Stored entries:

= = = = = = =

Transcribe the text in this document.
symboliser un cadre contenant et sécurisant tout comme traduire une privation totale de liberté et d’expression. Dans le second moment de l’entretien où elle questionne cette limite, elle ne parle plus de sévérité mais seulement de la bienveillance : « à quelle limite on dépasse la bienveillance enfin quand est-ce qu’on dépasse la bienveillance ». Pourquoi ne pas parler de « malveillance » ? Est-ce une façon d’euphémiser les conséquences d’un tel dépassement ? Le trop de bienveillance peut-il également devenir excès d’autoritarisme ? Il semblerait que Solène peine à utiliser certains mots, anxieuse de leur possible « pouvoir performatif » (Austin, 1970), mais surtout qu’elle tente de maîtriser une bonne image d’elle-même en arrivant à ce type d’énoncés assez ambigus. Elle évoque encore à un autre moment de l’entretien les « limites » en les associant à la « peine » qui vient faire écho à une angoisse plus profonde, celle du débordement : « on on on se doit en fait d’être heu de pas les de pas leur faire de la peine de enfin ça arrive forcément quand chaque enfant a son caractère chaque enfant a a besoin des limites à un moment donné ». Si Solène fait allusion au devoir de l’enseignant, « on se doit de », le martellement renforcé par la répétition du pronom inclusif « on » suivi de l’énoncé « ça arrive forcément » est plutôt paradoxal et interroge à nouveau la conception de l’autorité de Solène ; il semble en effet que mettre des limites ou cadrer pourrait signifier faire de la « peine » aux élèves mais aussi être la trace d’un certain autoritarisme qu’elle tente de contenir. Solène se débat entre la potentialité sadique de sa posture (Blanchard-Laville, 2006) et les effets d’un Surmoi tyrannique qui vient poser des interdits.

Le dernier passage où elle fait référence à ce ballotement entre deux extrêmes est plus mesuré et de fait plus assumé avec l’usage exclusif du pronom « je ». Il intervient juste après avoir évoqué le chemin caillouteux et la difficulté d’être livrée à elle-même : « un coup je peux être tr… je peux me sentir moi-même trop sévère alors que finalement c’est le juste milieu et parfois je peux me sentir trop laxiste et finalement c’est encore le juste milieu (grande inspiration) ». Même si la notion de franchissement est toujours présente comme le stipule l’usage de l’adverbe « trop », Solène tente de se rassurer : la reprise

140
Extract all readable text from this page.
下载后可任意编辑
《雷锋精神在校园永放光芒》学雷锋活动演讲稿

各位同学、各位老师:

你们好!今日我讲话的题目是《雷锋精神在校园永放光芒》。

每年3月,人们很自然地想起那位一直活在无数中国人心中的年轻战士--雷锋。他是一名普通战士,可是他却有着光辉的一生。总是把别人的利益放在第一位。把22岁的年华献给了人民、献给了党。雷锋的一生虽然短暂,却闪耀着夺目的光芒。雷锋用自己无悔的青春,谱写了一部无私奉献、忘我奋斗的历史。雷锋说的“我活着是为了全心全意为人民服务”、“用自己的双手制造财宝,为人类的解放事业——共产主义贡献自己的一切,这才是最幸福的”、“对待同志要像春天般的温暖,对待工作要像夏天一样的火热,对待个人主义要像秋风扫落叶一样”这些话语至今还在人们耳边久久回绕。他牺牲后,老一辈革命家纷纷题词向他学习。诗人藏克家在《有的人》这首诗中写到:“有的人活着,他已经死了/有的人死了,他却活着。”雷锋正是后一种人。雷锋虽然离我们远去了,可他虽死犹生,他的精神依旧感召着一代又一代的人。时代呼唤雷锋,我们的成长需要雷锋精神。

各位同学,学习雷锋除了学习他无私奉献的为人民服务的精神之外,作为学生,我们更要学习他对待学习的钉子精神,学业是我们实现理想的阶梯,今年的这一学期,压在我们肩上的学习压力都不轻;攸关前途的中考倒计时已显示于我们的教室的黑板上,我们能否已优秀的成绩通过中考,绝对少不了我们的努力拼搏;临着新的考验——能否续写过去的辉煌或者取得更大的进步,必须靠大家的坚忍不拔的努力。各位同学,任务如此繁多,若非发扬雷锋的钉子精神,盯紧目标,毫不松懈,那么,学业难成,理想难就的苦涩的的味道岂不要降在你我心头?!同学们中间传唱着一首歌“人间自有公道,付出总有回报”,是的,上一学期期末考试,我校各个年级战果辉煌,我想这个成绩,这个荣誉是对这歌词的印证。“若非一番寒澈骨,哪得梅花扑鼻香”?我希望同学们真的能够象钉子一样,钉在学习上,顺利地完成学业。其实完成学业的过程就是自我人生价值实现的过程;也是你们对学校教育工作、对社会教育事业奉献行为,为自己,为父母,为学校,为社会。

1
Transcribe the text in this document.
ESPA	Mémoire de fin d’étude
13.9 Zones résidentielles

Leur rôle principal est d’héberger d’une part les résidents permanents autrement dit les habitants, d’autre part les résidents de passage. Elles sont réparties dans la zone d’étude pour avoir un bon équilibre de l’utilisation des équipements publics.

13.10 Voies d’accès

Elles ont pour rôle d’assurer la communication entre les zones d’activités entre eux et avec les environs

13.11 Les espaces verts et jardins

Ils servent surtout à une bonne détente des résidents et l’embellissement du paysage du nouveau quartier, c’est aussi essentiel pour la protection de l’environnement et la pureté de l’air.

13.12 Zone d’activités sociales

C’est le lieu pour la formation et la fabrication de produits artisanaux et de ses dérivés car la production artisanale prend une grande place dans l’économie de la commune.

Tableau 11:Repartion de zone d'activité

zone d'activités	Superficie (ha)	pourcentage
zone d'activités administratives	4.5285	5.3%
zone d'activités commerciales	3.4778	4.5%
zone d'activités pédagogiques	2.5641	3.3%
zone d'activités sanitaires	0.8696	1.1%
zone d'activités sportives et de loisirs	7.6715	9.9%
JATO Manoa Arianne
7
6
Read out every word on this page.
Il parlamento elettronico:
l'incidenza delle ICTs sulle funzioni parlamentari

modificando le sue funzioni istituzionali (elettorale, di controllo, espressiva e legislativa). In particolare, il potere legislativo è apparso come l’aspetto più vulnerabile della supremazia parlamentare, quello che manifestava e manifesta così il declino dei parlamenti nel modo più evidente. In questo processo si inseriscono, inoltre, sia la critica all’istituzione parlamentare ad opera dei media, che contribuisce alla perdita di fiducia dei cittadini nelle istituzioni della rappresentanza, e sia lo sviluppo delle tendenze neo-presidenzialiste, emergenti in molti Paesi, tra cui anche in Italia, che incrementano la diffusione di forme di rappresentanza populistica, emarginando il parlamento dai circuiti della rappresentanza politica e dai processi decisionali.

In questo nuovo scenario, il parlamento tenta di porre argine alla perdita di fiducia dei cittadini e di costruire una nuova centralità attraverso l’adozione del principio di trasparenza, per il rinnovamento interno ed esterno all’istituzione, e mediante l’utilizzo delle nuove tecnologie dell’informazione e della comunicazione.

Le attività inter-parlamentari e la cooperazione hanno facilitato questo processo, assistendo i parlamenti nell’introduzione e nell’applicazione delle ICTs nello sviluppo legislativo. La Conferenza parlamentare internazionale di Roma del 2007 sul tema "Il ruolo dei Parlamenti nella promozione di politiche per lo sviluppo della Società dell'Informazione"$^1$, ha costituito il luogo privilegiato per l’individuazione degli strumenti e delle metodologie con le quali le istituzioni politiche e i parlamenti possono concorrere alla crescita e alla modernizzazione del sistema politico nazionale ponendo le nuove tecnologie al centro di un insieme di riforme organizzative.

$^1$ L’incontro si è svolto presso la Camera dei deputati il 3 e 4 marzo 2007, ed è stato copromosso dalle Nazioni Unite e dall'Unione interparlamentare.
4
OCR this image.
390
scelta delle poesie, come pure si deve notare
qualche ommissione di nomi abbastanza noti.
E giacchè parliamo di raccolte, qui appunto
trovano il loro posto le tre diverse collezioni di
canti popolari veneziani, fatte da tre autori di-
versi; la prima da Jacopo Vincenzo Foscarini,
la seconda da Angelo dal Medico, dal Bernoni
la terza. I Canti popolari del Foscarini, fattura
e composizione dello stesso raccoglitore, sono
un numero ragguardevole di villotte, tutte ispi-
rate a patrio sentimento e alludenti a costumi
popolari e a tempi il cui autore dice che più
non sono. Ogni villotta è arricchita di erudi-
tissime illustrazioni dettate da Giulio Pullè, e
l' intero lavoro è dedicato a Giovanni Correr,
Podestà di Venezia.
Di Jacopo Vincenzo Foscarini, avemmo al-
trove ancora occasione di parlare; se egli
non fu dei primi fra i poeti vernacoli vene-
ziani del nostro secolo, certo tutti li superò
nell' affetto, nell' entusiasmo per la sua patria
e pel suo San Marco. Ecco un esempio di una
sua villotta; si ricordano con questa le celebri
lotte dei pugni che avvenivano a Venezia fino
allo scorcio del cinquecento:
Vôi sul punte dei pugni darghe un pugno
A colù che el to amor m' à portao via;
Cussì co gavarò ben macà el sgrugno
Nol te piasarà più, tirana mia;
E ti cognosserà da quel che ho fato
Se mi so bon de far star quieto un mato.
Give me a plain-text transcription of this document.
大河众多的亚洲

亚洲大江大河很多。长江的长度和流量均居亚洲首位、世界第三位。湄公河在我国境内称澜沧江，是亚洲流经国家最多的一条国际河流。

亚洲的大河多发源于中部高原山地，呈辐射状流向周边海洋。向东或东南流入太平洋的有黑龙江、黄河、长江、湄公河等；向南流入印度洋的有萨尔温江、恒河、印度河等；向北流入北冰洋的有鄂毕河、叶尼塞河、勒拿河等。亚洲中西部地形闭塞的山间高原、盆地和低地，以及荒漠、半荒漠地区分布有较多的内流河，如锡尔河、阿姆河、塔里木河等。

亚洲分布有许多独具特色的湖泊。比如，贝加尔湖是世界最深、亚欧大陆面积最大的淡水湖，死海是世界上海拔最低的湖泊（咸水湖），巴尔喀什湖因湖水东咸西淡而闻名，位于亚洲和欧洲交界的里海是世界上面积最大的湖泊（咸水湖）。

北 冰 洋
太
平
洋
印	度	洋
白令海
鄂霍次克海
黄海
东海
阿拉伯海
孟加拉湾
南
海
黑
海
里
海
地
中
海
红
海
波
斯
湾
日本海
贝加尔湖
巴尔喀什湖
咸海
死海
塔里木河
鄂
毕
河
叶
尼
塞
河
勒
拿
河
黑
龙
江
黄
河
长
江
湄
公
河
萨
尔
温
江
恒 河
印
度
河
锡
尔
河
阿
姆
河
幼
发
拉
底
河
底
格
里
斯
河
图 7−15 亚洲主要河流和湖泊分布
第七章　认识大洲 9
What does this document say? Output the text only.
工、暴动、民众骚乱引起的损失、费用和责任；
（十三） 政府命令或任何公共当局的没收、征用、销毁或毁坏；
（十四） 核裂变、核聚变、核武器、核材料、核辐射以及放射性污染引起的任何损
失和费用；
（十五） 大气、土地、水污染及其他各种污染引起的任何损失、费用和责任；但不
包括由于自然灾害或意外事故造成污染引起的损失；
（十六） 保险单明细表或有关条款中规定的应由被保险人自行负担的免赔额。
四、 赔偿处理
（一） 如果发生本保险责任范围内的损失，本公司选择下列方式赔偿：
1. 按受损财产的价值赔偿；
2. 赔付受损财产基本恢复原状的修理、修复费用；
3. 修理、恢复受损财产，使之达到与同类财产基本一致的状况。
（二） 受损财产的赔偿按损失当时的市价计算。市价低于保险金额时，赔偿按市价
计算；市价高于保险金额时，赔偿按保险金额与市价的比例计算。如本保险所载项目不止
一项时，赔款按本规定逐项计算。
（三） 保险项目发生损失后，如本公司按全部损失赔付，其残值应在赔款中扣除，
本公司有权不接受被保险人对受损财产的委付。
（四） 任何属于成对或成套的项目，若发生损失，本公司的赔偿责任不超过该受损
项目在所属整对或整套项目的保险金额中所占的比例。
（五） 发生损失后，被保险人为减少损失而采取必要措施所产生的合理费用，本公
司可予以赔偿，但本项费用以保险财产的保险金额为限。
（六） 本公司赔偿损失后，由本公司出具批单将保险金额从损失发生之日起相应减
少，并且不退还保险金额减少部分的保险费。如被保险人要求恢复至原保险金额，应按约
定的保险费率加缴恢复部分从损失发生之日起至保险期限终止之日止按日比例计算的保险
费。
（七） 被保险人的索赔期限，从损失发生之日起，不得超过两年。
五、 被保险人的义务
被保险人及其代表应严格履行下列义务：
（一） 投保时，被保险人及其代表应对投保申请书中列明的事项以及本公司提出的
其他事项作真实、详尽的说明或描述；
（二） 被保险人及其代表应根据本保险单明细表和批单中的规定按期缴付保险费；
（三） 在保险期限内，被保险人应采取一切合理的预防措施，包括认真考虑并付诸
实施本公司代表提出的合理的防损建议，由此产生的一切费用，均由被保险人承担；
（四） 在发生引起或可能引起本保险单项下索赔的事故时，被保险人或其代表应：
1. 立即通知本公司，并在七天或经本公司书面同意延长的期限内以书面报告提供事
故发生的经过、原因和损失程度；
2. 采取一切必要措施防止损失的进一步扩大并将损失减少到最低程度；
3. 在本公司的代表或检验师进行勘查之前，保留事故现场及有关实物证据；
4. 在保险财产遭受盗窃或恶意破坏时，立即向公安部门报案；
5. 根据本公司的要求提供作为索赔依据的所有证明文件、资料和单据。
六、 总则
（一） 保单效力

= = = = = = =

◆ **Aim of the task**
Among the lines of the data, identify those with the word "Vincenzo". Copy each of them.

◆ **Answer to this problem**
versi; la prima da Jacopo Vincenzo Foscarini,
Di Jacopo Vincenzo Foscarini, avemmo al-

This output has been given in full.